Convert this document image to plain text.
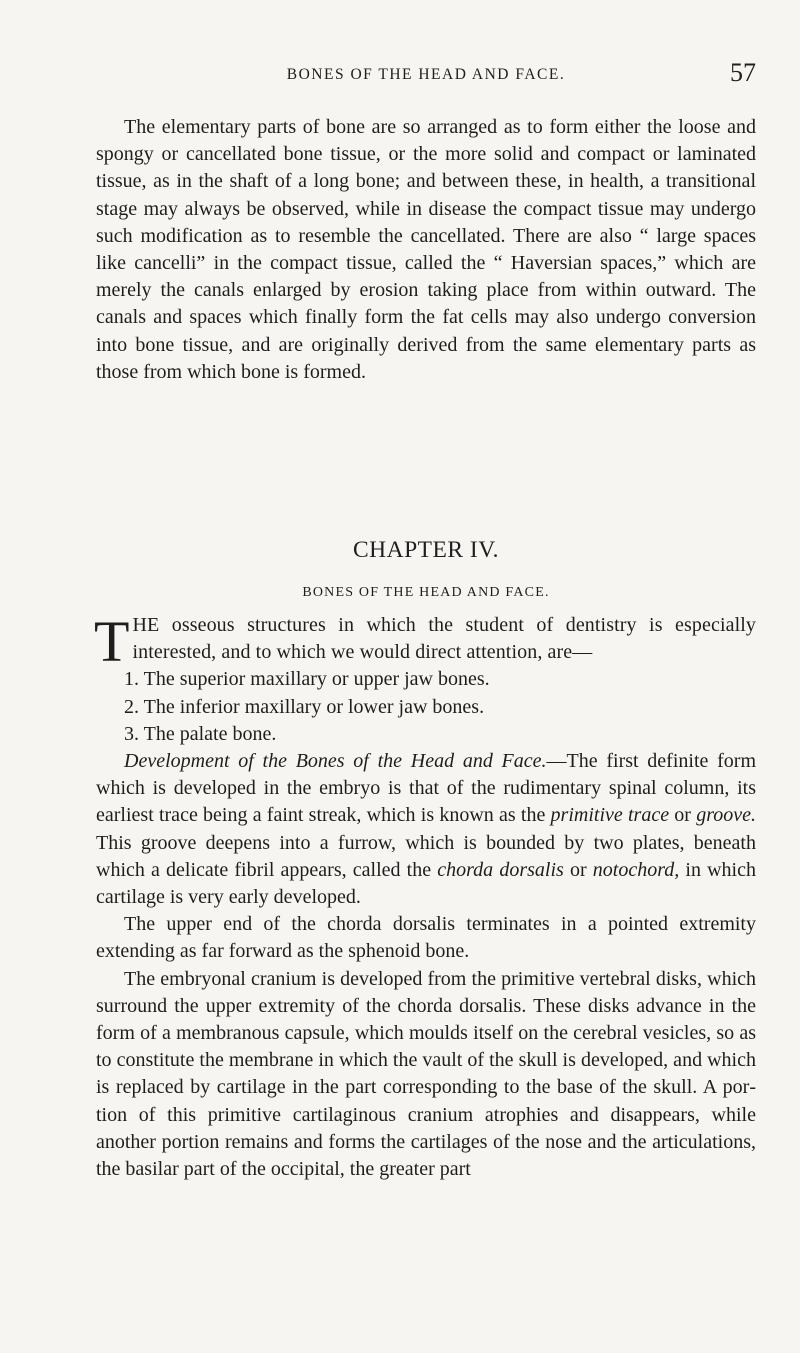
BONES OF THE HEAD AND FACE.	57

The elementary parts of bone are so arranged as to form either the loose and spongy or cancellated bone tissue, or the more solid and compact or laminated tissue, as in the shaft of a long bone; and between these, in health, a transitional stage may always be observed, while in disease the compact tissue may undergo such modification as to resemble the cancellated. There are also “ large spaces like cancelli” in the compact tissue, called the “ Haversian spaces,” which are merely the canals enlarged by erosion taking place from within outward. The canals and spaces which finally form the fat cells may also undergo conversion into bone tissue, and are originally derived from the same elementary parts as those from which bone is formed.

CHAPTER IV.
BONES OF THE HEAD AND FACE.

THE osseous structures in which the student of dentistry is especially interested, and to which we would direct attention, are—

1. The superior maxillary or upper jaw bones.

2. The inferior maxillary or lower jaw bones.

3. The palate bone.

Development of the Bones of the Head and Face.—The first definite form which is developed in the embryo is that of the rudimentary spinal column, its earliest trace being a faint streak, which is known as the primitive trace or groove. This groove deepens into a furrow, which is bounded by two plates, beneath which a delicate fibril appears, called the chorda dorsalis or notochord, in which cartilage is very early developed.

The upper end of the chorda dorsalis terminates in a pointed extremity extending as far forward as the sphenoid bone.

The embryonal cranium is developed from the primitive vertebral disks, which surround the upper extremity of the chorda dorsalis. These disks advance in the form of a membranous capsule, which moulds itself on the cerebral vesicles, so as to constitute the membrane in which the vault of the skull is developed, and which is replaced by cartilage in the part corresponding to the base of the skull. A portion of this primitive cartilaginous cranium atrophies and disappears, while another portion remains and forms the cartilages of the nose and the articulations, the basilar part of the occipital, the greater part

== ASSIGNMENT ==
Your task is to show every line of the listing above containing "maxillary".

== EXERCISE RESULT ==
1. The superior maxillary or upper jaw bones.
2. The inferior maxillary or lower jaw bones.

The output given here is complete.